From the entries below, copy every line holding the word "chip".

◆ **Entries provided**:

'''

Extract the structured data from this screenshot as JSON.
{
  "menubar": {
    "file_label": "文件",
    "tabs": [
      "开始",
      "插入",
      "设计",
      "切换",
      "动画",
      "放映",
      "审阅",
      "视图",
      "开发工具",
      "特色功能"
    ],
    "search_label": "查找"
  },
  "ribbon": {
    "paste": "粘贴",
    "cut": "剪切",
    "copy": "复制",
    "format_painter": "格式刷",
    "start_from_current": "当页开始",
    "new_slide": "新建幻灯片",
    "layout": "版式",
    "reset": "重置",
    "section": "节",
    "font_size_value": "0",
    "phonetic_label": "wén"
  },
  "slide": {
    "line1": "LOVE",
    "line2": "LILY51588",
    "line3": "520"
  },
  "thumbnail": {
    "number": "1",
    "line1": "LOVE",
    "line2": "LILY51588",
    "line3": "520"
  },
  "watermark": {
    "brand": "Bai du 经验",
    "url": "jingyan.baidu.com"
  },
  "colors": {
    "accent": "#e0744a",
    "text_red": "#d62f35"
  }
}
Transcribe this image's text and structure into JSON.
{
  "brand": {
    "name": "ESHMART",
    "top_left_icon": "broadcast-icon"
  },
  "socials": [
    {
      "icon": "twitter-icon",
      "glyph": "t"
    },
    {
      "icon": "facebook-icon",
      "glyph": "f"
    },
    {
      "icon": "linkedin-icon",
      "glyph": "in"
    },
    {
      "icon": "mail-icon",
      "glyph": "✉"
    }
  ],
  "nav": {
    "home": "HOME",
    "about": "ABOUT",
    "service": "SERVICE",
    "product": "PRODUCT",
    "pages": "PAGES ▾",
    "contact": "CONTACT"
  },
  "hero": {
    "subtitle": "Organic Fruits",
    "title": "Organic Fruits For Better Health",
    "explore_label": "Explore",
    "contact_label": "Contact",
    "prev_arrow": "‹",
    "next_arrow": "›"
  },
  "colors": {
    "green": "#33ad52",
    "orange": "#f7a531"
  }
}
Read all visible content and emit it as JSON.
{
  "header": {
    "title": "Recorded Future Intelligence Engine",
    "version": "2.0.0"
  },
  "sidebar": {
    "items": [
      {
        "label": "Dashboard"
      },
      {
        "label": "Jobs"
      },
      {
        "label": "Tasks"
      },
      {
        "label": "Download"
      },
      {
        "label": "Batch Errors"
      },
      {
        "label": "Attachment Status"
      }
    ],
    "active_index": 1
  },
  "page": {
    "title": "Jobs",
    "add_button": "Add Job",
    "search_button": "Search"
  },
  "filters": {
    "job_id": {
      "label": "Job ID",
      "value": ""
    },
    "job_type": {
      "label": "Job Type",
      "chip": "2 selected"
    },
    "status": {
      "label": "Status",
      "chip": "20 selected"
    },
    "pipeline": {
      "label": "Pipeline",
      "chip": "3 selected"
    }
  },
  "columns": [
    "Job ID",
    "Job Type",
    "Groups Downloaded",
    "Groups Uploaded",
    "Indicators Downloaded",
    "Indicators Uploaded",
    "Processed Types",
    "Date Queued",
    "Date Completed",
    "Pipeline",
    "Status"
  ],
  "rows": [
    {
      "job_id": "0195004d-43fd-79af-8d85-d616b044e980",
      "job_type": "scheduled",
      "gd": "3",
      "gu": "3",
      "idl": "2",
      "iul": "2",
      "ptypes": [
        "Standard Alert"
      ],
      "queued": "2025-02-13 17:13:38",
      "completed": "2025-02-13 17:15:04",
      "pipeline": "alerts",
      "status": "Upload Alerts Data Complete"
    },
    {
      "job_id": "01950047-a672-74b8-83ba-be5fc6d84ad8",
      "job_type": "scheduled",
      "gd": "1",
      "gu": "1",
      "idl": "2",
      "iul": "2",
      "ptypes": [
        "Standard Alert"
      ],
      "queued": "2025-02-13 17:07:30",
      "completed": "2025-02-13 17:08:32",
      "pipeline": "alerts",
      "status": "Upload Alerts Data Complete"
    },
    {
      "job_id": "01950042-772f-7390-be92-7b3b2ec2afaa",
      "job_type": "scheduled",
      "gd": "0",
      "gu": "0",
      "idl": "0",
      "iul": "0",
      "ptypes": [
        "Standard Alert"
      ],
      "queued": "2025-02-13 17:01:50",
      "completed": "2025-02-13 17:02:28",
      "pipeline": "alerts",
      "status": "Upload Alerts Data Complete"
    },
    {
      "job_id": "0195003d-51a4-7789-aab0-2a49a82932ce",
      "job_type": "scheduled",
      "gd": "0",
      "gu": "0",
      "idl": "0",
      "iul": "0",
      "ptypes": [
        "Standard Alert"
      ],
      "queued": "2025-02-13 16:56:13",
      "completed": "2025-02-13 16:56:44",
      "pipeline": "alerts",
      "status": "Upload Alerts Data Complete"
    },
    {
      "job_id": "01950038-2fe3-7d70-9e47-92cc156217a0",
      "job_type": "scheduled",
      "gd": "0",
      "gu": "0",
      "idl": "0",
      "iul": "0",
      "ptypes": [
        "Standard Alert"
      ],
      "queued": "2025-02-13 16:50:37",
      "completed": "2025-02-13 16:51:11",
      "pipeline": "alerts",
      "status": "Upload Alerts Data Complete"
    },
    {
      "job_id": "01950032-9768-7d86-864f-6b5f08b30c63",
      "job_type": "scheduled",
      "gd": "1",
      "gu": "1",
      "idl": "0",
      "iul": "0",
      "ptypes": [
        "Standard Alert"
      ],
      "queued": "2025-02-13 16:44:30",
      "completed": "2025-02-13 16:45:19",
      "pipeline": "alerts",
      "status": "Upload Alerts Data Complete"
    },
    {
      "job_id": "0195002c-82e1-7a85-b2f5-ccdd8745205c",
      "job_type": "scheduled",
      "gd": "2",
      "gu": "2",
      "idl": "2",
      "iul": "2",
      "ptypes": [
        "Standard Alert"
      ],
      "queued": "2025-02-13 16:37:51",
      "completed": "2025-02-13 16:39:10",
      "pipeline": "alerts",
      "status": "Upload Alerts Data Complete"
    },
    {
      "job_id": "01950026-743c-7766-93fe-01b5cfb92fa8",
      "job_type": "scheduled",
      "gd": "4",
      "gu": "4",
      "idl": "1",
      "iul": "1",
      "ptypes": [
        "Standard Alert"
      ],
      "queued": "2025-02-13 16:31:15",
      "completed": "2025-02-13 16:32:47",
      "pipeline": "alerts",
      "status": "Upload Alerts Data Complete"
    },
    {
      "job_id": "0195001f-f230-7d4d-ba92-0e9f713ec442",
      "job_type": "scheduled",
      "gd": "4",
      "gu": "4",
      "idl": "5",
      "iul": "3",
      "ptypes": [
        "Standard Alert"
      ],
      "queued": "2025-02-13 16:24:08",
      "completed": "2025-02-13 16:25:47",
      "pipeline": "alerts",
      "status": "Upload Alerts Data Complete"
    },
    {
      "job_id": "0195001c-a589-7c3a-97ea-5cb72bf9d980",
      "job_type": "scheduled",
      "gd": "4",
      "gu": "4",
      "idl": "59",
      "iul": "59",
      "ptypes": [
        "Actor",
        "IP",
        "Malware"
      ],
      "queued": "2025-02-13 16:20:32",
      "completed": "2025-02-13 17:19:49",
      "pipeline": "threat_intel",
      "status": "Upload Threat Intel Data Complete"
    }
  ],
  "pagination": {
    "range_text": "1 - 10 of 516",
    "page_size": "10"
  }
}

'''

◆ **Solution below**:
      "chip": "2 selected"
      "chip": "20 selected"
      "chip": "3 selected"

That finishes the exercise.